[START OF RECORDS PROVIDED]

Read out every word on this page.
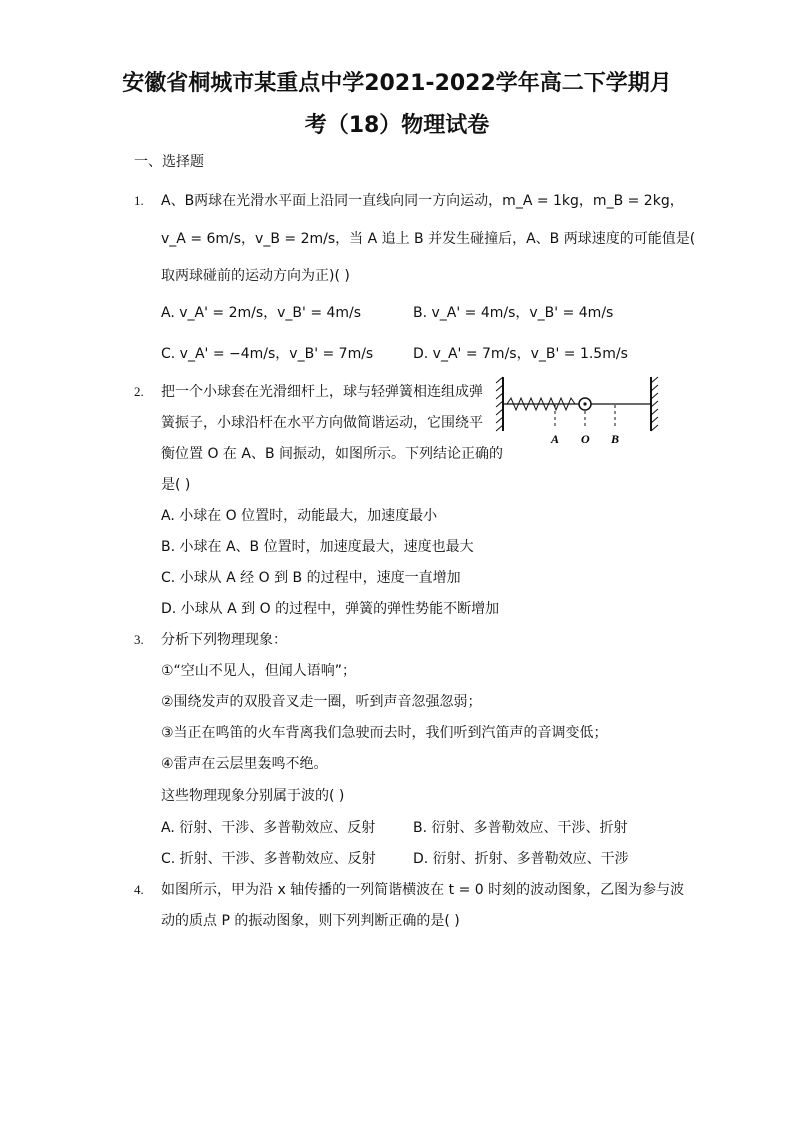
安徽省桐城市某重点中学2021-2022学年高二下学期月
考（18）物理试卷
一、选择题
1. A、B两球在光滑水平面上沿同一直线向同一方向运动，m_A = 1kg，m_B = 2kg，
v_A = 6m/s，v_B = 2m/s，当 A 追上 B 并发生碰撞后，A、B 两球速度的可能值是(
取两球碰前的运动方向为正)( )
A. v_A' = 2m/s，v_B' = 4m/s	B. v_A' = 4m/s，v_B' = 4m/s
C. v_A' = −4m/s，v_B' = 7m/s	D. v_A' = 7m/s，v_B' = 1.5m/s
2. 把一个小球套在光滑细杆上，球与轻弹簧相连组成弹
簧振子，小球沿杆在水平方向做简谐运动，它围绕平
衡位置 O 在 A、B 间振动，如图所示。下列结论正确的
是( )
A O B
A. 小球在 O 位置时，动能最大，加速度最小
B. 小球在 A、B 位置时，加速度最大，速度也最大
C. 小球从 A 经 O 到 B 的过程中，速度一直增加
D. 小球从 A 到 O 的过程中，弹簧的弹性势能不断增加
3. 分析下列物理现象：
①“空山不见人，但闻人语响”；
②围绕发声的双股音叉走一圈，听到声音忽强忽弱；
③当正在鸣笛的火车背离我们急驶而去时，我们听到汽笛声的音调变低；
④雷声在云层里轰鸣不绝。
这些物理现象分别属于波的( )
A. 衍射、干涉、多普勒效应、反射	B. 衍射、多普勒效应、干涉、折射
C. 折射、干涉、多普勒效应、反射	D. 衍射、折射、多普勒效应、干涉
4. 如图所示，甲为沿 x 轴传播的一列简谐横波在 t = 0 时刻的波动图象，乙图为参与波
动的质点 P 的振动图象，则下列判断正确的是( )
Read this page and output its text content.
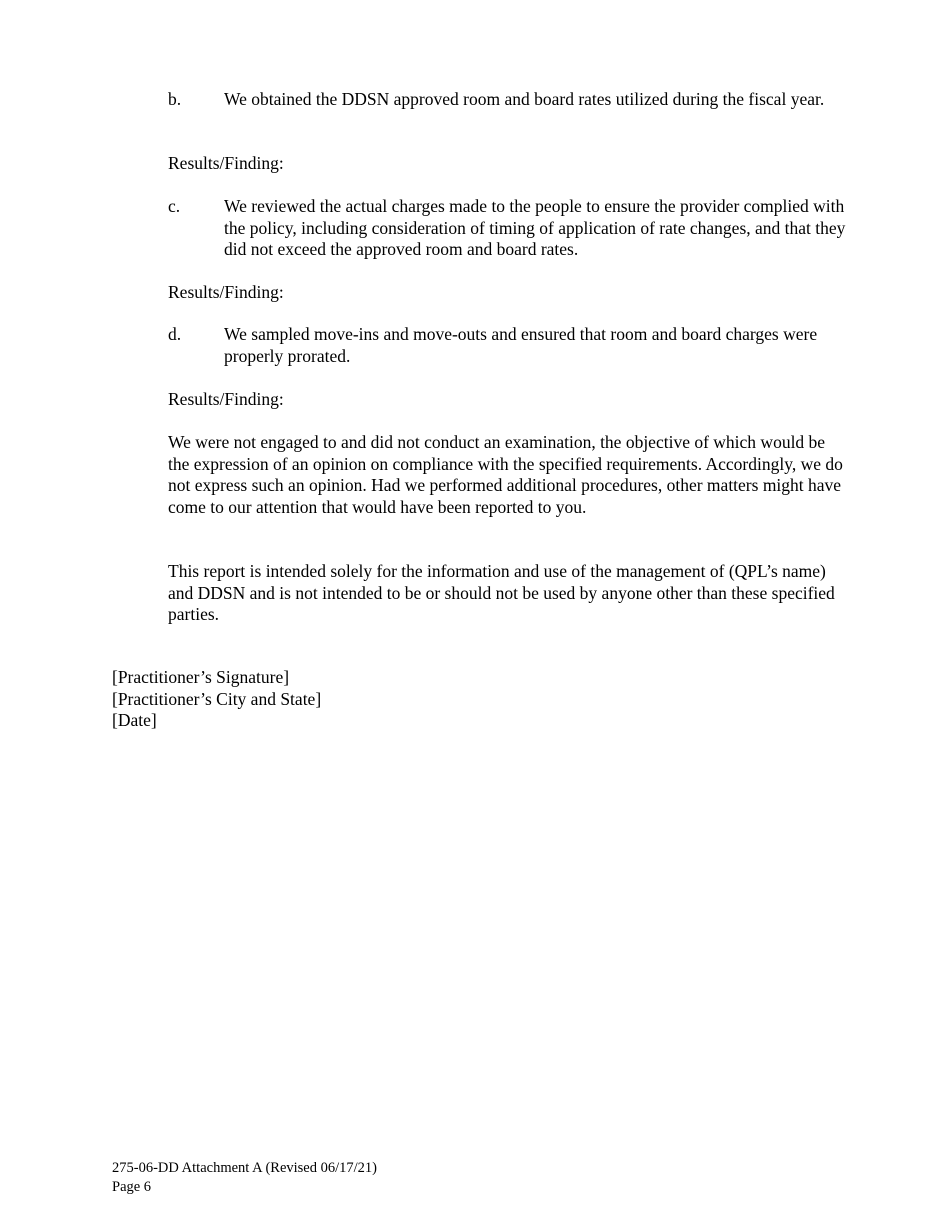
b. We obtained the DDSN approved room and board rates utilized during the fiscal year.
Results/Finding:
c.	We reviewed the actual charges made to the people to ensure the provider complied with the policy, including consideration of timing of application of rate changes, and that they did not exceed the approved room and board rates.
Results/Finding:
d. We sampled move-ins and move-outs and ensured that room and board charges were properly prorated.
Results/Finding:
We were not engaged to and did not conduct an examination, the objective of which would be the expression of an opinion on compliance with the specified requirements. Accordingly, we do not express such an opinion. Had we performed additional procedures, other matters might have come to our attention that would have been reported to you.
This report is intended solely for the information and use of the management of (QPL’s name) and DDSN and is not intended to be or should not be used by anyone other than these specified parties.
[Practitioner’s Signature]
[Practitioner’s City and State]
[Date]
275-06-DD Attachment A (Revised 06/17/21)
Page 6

[END OF RECORDS PROVIDED]

# TASK REQUIREMENTS
Gather all the lines that include the word "specified" and copy them out.

# REPLY
We were not engaged to and did not conduct an examination, the objective of which would be the expression of an opinion on compliance with the specified requirements. Accordingly, we do not express such an opinion. Had we performed additional procedures, other matters might have come to our attention that would have been reported to you.
This report is intended solely for the information and use of the management of (QPL’s name) and DDSN and is not intended to be or should not be used by anyone other than these specified parties.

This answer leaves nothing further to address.